■ EXERCISE OBJECTIVE ■
Which lines in the material below contain the word "Graphite"? Copy each of them.

■ PROVIDED RECORDS ■
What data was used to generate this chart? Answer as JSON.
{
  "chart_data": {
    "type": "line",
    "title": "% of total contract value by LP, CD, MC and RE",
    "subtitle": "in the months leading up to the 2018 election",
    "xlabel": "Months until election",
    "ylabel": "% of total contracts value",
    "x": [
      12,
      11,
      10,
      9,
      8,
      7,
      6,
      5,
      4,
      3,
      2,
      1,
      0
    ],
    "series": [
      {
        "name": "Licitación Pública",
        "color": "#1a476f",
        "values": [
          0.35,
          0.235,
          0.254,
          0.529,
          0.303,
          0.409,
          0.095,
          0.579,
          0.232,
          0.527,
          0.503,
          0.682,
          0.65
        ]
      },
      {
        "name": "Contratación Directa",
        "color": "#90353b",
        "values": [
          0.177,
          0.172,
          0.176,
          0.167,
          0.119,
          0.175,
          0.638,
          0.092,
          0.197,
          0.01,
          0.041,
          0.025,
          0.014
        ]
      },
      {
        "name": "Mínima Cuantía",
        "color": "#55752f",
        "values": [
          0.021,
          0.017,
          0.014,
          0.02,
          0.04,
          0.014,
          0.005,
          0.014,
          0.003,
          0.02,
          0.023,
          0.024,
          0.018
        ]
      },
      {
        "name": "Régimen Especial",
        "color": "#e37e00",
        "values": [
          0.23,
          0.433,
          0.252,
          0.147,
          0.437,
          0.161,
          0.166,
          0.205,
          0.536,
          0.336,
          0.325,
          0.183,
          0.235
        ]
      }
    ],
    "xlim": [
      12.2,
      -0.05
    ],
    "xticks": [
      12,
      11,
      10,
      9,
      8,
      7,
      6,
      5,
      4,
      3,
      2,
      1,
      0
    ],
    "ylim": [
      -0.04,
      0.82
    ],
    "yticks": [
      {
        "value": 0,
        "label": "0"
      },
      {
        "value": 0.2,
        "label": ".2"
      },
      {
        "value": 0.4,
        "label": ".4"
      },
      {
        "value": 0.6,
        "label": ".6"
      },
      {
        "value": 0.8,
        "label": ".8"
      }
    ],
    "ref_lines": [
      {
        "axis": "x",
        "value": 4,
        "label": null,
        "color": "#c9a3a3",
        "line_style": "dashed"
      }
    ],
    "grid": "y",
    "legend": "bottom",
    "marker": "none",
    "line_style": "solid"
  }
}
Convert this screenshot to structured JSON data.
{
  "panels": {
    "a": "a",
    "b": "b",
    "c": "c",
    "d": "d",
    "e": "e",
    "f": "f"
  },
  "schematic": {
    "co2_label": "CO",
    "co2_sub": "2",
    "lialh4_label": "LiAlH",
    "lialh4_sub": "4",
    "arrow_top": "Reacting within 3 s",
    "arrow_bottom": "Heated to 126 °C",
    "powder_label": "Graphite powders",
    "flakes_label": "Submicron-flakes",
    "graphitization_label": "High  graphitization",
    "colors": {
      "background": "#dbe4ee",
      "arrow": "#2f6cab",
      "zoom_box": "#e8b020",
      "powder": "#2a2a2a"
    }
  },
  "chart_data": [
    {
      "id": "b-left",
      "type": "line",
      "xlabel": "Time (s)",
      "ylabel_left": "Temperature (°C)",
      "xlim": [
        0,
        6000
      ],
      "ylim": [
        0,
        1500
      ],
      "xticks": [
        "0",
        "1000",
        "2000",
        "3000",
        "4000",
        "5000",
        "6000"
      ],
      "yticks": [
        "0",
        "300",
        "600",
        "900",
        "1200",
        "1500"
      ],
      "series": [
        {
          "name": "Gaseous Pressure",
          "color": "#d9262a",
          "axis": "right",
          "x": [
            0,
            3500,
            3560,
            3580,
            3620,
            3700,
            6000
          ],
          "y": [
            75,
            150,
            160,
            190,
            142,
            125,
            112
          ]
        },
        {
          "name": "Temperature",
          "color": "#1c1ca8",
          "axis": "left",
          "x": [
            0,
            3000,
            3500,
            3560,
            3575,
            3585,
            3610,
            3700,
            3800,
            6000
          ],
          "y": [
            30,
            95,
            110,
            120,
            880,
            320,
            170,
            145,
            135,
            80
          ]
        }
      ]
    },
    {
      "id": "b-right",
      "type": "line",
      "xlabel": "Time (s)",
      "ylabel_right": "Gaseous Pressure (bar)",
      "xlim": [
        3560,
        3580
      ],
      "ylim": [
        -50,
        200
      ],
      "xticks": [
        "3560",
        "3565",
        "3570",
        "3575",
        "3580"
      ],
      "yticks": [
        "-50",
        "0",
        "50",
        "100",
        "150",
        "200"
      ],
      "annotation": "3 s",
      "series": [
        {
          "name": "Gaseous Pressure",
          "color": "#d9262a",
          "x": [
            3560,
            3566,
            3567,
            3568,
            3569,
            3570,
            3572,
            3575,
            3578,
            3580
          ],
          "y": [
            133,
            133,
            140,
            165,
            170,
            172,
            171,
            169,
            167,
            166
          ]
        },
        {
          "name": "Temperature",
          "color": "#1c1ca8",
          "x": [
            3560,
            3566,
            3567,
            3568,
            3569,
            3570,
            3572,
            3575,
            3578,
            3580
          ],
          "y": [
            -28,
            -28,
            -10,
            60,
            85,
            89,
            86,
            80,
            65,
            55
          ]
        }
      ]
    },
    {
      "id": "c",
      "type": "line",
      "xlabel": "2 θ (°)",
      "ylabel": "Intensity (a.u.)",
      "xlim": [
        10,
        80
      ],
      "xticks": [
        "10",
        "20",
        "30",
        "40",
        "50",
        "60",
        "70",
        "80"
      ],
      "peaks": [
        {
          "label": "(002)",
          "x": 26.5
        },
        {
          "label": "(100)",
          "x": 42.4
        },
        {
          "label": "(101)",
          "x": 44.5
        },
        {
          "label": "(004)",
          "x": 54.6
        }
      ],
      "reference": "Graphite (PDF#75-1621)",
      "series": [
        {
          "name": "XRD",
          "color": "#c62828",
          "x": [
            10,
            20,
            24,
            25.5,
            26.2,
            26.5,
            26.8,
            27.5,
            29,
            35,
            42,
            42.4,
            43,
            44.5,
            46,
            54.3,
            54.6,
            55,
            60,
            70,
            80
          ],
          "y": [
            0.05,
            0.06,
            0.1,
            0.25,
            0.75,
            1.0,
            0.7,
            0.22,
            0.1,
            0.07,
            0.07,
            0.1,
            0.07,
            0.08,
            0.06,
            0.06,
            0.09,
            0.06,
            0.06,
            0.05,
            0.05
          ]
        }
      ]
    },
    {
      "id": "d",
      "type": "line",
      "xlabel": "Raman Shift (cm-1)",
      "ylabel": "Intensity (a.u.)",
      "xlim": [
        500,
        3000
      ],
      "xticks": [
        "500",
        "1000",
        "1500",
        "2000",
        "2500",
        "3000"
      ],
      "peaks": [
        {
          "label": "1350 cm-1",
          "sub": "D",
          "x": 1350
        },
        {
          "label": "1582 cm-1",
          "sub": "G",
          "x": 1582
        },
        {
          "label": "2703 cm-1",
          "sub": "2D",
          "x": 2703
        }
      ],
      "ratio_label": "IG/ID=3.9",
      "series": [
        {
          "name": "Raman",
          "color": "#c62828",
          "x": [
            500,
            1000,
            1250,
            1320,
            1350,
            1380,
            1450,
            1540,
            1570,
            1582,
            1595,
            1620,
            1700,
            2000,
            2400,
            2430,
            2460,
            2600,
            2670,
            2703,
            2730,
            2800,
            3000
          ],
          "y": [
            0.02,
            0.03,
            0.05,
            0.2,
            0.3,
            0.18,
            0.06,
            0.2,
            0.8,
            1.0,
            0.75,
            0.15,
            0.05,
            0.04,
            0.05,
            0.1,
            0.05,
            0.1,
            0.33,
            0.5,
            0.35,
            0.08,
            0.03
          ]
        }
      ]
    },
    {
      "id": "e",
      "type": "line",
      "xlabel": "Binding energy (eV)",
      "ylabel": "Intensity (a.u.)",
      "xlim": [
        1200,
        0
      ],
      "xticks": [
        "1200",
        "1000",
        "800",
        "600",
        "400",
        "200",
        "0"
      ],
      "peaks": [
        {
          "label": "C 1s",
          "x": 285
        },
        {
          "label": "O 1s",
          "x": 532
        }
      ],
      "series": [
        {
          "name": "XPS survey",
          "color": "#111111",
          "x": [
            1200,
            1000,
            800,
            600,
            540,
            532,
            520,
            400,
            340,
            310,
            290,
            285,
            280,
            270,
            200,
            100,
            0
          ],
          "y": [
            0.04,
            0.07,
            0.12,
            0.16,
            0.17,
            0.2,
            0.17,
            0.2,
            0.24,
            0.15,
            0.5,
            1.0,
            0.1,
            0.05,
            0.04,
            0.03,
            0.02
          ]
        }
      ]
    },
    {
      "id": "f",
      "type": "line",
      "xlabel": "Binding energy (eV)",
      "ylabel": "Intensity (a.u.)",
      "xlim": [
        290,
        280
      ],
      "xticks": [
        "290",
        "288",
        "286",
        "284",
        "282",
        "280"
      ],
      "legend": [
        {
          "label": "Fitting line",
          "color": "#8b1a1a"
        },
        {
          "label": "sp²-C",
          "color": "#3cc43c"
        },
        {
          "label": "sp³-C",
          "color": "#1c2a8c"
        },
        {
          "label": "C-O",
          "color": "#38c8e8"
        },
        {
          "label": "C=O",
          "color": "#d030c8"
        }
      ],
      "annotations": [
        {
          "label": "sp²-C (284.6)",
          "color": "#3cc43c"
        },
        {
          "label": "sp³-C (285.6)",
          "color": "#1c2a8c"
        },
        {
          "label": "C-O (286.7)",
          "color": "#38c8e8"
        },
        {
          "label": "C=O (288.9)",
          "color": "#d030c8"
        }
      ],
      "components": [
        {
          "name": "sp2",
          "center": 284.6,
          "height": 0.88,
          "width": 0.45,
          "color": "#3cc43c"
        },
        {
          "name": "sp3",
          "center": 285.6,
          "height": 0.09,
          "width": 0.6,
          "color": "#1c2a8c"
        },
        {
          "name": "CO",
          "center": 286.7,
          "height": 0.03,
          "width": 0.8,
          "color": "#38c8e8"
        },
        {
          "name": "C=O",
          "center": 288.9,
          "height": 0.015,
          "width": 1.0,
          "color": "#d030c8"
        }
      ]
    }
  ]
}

■ ANSWER TO THE EXERCISE ■
    "powder_label": "Graphite powders",
      "reference": "Graphite (PDF#75-1621)",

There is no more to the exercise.